> _OBJETIVO DE LA TAREA_
Devuelve sin ningún cambio las líneas de los registros que van desde el inicio hasta la línea que contiene "data-point <box>390 824 406 840</box>", incluidos ambos extremos.
»»
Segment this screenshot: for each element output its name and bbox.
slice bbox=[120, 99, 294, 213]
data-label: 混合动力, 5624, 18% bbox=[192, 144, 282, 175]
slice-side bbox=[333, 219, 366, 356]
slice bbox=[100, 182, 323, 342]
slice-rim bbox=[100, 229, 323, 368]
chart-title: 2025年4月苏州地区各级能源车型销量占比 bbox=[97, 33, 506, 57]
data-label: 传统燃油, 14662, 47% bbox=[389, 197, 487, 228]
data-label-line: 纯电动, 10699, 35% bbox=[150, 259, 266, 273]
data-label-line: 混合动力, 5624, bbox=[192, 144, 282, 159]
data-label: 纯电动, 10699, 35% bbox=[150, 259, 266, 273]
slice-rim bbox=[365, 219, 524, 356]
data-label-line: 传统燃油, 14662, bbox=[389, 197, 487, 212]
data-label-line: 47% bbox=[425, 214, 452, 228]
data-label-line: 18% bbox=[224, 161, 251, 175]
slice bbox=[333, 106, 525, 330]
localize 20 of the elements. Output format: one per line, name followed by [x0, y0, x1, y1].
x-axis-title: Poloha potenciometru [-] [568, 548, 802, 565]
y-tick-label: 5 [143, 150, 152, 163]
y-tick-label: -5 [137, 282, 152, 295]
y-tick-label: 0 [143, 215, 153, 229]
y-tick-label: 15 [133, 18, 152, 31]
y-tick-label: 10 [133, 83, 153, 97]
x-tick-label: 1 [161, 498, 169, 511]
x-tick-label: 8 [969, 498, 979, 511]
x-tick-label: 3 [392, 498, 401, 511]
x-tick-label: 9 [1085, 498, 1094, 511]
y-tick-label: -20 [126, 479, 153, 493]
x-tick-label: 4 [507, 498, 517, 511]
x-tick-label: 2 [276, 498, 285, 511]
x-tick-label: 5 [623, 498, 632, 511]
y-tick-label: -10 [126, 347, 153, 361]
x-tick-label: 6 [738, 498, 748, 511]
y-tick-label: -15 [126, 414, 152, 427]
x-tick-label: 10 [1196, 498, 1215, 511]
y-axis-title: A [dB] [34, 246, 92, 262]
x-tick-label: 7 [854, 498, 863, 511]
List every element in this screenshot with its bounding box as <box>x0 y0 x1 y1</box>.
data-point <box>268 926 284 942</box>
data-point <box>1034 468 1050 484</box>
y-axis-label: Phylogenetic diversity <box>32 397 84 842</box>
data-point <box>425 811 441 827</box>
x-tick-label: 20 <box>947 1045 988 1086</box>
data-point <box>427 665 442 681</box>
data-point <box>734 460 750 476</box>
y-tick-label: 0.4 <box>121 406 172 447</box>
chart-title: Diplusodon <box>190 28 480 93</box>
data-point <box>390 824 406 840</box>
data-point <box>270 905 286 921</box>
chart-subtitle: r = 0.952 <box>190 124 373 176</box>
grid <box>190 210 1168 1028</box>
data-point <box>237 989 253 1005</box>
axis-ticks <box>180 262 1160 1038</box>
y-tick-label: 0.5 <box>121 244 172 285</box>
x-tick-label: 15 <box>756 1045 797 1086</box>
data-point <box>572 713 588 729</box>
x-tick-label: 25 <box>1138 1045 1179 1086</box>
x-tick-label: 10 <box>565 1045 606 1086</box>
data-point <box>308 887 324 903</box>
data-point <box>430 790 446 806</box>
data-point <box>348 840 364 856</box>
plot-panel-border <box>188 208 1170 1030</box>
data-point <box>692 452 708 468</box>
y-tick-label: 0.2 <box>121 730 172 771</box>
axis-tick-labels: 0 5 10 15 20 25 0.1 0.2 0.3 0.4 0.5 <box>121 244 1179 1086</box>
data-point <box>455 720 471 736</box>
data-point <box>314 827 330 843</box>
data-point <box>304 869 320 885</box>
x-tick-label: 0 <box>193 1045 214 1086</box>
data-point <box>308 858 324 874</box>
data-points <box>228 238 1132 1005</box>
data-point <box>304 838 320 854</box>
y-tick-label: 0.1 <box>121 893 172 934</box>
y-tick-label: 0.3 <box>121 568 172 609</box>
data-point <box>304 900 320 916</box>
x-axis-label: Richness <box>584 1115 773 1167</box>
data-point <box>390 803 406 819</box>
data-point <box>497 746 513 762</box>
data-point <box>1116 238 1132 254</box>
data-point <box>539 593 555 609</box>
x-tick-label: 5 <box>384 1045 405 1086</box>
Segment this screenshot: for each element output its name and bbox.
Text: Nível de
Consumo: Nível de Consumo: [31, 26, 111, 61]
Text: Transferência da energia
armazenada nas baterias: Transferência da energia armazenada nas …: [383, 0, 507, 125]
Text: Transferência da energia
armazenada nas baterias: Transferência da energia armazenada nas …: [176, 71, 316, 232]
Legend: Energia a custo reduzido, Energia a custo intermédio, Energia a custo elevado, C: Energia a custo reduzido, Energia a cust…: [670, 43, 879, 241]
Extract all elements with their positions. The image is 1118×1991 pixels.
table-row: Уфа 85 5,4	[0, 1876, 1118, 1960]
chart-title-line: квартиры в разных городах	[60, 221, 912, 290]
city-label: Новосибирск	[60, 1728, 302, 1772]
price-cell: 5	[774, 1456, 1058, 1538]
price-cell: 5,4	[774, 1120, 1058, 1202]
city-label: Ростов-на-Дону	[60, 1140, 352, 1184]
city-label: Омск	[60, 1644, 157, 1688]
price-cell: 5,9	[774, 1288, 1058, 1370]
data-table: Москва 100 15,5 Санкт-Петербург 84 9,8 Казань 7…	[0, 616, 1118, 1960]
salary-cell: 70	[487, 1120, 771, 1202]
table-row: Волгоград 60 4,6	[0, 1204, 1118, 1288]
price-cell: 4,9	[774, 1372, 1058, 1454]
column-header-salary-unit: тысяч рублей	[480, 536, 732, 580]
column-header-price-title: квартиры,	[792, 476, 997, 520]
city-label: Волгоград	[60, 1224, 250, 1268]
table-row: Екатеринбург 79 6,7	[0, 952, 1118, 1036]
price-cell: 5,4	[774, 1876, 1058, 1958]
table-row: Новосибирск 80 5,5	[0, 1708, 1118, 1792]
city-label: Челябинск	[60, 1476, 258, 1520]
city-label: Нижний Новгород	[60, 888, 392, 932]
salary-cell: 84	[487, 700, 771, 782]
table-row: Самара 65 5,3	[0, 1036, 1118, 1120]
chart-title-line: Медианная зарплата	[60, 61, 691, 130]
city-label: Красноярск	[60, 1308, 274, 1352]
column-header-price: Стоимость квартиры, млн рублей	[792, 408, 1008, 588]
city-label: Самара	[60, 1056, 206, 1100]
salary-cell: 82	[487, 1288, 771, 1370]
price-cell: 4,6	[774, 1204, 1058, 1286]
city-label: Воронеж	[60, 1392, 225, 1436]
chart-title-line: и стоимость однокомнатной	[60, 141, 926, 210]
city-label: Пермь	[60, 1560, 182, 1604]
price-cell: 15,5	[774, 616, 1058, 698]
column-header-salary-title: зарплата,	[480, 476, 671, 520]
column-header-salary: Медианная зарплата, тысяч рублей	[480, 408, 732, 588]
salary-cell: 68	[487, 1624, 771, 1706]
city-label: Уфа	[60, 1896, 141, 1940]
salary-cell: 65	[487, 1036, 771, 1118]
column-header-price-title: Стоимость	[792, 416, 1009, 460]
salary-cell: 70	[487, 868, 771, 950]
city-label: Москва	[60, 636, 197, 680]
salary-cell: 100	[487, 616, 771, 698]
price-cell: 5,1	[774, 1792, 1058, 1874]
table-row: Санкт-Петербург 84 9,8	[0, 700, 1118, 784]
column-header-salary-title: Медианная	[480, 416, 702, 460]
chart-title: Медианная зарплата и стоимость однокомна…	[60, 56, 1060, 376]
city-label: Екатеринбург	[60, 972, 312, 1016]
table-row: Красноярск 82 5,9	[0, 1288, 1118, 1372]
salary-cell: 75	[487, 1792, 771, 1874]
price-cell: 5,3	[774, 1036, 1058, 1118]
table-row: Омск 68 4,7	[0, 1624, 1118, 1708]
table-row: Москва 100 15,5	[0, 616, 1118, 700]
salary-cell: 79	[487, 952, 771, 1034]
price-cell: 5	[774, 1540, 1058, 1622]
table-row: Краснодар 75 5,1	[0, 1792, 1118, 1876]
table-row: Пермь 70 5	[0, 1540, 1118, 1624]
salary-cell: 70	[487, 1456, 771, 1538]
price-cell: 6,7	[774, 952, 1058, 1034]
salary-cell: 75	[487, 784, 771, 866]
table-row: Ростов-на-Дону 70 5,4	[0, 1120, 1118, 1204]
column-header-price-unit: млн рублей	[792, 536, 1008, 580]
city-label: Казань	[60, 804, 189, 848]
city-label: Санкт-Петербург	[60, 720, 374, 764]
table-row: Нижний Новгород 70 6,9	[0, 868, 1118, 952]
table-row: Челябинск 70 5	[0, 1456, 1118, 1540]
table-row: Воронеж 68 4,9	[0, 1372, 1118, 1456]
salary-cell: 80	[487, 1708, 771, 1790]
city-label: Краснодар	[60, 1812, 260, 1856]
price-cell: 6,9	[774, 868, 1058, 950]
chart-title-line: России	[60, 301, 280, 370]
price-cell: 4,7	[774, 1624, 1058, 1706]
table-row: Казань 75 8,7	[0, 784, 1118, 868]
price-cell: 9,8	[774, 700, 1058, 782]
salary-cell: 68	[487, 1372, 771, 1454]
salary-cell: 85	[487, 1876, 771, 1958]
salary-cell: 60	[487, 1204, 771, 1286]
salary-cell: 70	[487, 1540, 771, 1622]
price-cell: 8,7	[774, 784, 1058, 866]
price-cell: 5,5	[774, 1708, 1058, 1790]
««
> _RESULTADO DE LA TAREA_
Segment this screenshot: for each element output its name and bbox.
slice bbox=[120, 99, 294, 213]
data-label: 混合动力, 5624, 18% bbox=[192, 144, 282, 175]
slice-side bbox=[333, 219, 366, 356]
slice bbox=[100, 182, 323, 342]
slice-rim bbox=[100, 229, 323, 368]
chart-title: 2025年4月苏州地区各级能源车型销量占比 bbox=[97, 33, 506, 57]
data-label: 传统燃油, 14662, 47% bbox=[389, 197, 487, 228]
data-label-line: 纯电动, 10699, 35% bbox=[150, 259, 266, 273]
data-label-line: 混合动力, 5624, bbox=[192, 144, 282, 159]
data-label: 纯电动, 10699, 35% bbox=[150, 259, 266, 273]
slice-rim bbox=[365, 219, 524, 356]
data-label-line: 传统燃油, 14662, bbox=[389, 197, 487, 212]
data-label-line: 47% bbox=[425, 214, 452, 228]
data-label-line: 18% bbox=[224, 161, 251, 175]
slice bbox=[333, 106, 525, 330]
localize 20 of the elements. Output format: one per line, name followed by [x0, y0, x1, y1].
x-axis-title: Poloha potenciometru [-] [568, 548, 802, 565]
y-tick-label: 5 [143, 150, 152, 163]
y-tick-label: -5 [137, 282, 152, 295]
y-tick-label: 0 [143, 215, 153, 229]
y-tick-label: 15 [133, 18, 152, 31]
y-tick-label: 10 [133, 83, 153, 97]
x-tick-label: 1 [161, 498, 169, 511]
x-tick-label: 8 [969, 498, 979, 511]
x-tick-label: 3 [392, 498, 401, 511]
x-tick-label: 9 [1085, 498, 1094, 511]
y-tick-label: -20 [126, 479, 153, 493]
x-tick-label: 4 [507, 498, 517, 511]
x-tick-label: 2 [276, 498, 285, 511]
x-tick-label: 5 [623, 498, 632, 511]
y-tick-label: -10 [126, 347, 153, 361]
x-tick-label: 6 [738, 498, 748, 511]
y-tick-label: -15 [126, 414, 152, 427]
x-tick-label: 10 [1196, 498, 1215, 511]
y-axis-title: A [dB] [34, 246, 92, 262]
x-tick-label: 7 [854, 498, 863, 511]
List every element in this screenshot with its bounding box as <box>x0 y0 x1 y1</box>.
data-point <box>268 926 284 942</box>
data-point <box>1034 468 1050 484</box>
y-axis-label: Phylogenetic diversity <box>32 397 84 842</box>
data-point <box>425 811 441 827</box>
x-tick-label: 20 <box>947 1045 988 1086</box>
data-point <box>427 665 442 681</box>
data-point <box>734 460 750 476</box>
y-tick-label: 0.4 <box>121 406 172 447</box>
chart-title: Diplusodon <box>190 28 480 93</box>
data-point <box>390 824 406 840</box>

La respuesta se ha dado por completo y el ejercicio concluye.